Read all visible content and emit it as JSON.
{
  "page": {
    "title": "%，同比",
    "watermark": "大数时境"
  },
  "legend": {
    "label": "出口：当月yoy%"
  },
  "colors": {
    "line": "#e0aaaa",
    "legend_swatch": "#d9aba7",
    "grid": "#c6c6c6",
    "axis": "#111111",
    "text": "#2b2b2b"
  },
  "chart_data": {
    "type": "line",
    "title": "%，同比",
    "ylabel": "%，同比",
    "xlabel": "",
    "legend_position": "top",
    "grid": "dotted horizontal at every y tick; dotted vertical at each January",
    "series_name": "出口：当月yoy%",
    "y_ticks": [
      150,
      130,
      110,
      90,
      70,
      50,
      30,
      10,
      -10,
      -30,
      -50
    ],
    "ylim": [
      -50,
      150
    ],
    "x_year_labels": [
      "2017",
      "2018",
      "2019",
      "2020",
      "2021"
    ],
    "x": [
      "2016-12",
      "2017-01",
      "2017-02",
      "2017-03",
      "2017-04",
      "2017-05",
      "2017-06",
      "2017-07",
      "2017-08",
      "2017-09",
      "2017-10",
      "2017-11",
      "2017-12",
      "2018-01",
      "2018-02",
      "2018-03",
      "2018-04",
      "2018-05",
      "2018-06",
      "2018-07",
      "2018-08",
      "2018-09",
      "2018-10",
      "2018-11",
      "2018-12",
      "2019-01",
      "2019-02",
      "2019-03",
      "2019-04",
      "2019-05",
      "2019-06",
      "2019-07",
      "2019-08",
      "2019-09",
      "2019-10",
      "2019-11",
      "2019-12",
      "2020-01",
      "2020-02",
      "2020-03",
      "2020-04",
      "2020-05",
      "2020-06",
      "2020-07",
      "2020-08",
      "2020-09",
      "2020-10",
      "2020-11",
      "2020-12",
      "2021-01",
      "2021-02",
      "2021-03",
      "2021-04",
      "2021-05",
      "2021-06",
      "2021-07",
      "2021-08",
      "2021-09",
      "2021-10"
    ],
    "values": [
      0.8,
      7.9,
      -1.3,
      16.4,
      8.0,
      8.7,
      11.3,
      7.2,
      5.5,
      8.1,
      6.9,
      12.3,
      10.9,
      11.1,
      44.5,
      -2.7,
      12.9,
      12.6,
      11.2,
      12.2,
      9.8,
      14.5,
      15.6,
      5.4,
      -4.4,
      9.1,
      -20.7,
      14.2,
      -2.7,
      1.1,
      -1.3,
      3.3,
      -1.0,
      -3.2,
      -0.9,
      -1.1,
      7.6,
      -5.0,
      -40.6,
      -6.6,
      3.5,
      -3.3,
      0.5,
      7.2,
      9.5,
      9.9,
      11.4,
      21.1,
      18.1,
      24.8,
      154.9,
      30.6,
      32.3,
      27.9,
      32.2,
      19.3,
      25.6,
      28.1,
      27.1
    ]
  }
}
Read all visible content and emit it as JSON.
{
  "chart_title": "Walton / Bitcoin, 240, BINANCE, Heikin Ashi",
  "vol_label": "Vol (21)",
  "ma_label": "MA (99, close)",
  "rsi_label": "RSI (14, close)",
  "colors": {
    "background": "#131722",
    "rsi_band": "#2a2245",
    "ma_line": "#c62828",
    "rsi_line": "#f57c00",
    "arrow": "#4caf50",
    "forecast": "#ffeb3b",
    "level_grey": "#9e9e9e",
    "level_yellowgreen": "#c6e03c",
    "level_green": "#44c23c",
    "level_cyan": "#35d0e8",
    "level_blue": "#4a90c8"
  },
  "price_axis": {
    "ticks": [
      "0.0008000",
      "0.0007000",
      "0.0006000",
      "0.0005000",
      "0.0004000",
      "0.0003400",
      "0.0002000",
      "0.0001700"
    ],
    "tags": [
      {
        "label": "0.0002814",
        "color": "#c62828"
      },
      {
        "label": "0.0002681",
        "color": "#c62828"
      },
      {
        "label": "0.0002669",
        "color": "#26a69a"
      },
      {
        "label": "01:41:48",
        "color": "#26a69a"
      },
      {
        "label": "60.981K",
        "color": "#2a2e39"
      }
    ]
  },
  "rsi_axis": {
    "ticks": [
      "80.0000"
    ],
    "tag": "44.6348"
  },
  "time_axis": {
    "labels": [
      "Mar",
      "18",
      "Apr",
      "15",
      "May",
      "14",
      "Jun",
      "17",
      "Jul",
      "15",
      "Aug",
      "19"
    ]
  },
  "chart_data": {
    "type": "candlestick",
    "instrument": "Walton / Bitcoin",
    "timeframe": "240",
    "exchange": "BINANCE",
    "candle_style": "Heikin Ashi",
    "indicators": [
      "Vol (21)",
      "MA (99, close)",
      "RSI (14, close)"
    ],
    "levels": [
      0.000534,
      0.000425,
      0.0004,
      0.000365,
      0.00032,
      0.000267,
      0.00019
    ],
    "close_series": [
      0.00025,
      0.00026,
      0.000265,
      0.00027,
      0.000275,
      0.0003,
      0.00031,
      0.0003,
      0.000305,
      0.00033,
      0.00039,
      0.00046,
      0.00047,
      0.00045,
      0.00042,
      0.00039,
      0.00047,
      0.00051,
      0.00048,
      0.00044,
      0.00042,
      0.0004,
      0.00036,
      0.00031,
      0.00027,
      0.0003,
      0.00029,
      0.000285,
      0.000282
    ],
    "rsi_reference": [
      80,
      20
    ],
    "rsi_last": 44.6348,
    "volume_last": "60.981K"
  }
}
○ ○ ○
The records above must be output exactly, in full.

Read all visible content and emit it as JSON.
{
  "page": {
    "title": "%，同比",
    "watermark": "大数时境"
  },
  "legend": {
    "label": "出口：当月yoy%"
  },
  "colors": {
    "line": "#e0aaaa",
    "legend_swatch": "#d9aba7",
    "grid": "#c6c6c6",
    "axis": "#111111",
    "text": "#2b2b2b"
  },
  "chart_data": {
    "type": "line",
    "title": "%，同比",
    "ylabel": "%，同比",
    "xlabel": "",
    "legend_position": "top",
    "grid": "dotted horizontal at every y tick; dotted vertical at each January",
    "series_name": "出口：当月yoy%",
    "y_ticks": [
      150,
      130,
      110,
      90,
      70,
      50,
      30,
      10,
      -10,
      -30,
      -50
    ],
    "ylim": [
      -50,
      150
    ],
    "x_year_labels": [
      "2017",
      "2018",
      "2019",
      "2020",
      "2021"
    ],
    "x": [
      "2016-12",
      "2017-01",
      "2017-02",
      "2017-03",
      "2017-04",
      "2017-05",
      "2017-06",
      "2017-07",
      "2017-08",
      "2017-09",
      "2017-10",
      "2017-11",
      "2017-12",
      "2018-01",
      "2018-02",
      "2018-03",
      "2018-04",
      "2018-05",
      "2018-06",
      "2018-07",
      "2018-08",
      "2018-09",
      "2018-10",
      "2018-11",
      "2018-12",
      "2019-01",
      "2019-02",
      "2019-03",
      "2019-04",
      "2019-05",
      "2019-06",
      "2019-07",
      "2019-08",
      "2019-09",
      "2019-10",
      "2019-11",
      "2019-12",
      "2020-01",
      "2020-02",
      "2020-03",
      "2020-04",
      "2020-05",
      "2020-06",
      "2020-07",
      "2020-08",
      "2020-09",
      "2020-10",
      "2020-11",
      "2020-12",
      "2021-01",
      "2021-02",
      "2021-03",
      "2021-04",
      "2021-05",
      "2021-06",
      "2021-07",
      "2021-08",
      "2021-09",
      "2021-10"
    ],
    "values": [
      0.8,
      7.9,
      -1.3,
      16.4,
      8.0,
      8.7,
      11.3,
      7.2,
      5.5,
      8.1,
      6.9,
      12.3,
      10.9,
      11.1,
      44.5,
      -2.7,
      12.9,
      12.6,
      11.2,
      12.2,
      9.8,
      14.5,
      15.6,
      5.4,
      -4.4,
      9.1,
      -20.7,
      14.2,
      -2.7,
      1.1,
      -1.3,
      3.3,
      -1.0,
      -3.2,
      -0.9,
      -1.1,
      7.6,
      -5.0,
      -40.6,
      -6.6,
      3.5,
      -3.3,
      0.5,
      7.2,
      9.5,
      9.9,
      11.4,
      21.1,
      18.1,
      24.8,
      154.9,
      30.6,
      32.3,
      27.9,
      32.2,
      19.3,
      25.6,
      28.1,
      27.1
    ]
  }
}
Read all visible content and emit it as JSON.
{
  "chart_title": "Walton / Bitcoin, 240, BINANCE, Heikin Ashi",
  "vol_label": "Vol (21)",
  "ma_label": "MA (99, close)",
  "rsi_label": "RSI (14, close)",
  "colors": {
    "background": "#131722",
    "rsi_band": "#2a2245",
    "ma_line": "#c62828",
    "rsi_line": "#f57c00",
    "arrow": "#4caf50",
    "forecast": "#ffeb3b",
    "level_grey": "#9e9e9e",
    "level_yellowgreen": "#c6e03c",
    "level_green": "#44c23c",
    "level_cyan": "#35d0e8",
    "level_blue": "#4a90c8"
  },
  "price_axis": {
    "ticks": [
      "0.0008000",
      "0.0007000",
      "0.0006000",
      "0.0005000",
      "0.0004000",
      "0.0003400",
      "0.0002000",
      "0.0001700"
    ],
    "tags": [
      {
        "label": "0.0002814",
        "color": "#c62828"
      },
      {
        "label": "0.0002681",
        "color": "#c62828"
      },
      {
        "label": "0.0002669",
        "color": "#26a69a"
      },
      {
        "label": "01:41:48",
        "color": "#26a69a"
      },
      {
        "label": "60.981K",
        "color": "#2a2e39"
      }
    ]
  },
  "rsi_axis": {
    "ticks": [
      "80.0000"
    ],
    "tag": "44.6348"
  },
  "time_axis": {
    "labels": [
      "Mar",
      "18",
      "Apr",
      "15",
      "May",
      "14",
      "Jun",
      "17",
      "Jul",
      "15",
      "Aug",
      "19"
    ]
  },
  "chart_data": {
    "type": "candlestick",
    "instrument": "Walton / Bitcoin",
    "timeframe": "240",
    "exchange": "BINANCE",
    "candle_style": "Heikin Ashi",
    "indicators": [
      "Vol (21)",
      "MA (99, close)",
      "RSI (14, close)"
    ],
    "levels": [
      0.000534,
      0.000425,
      0.0004,
      0.000365,
      0.00032,
      0.000267,
      0.00019
    ],
    "close_series": [
      0.00025,
      0.00026,
      0.000265,
      0.00027,
      0.000275,
      0.0003,
      0.00031,
      0.0003,
      0.000305,
      0.00033,
      0.00039,
      0.00046,
      0.00047,
      0.00045,
      0.00042,
      0.00039,
      0.00047,
      0.00051,
      0.00048,
      0.00044,
      0.00042,
      0.0004,
      0.00036,
      0.00031,
      0.00027,
      0.0003,
      0.00029,
      0.000285,
      0.000282
    ],
    "rsi_reference": [
      80,
      20
    ],
    "rsi_last": 44.6348,
    "volume_last": "60.981K"
  }
}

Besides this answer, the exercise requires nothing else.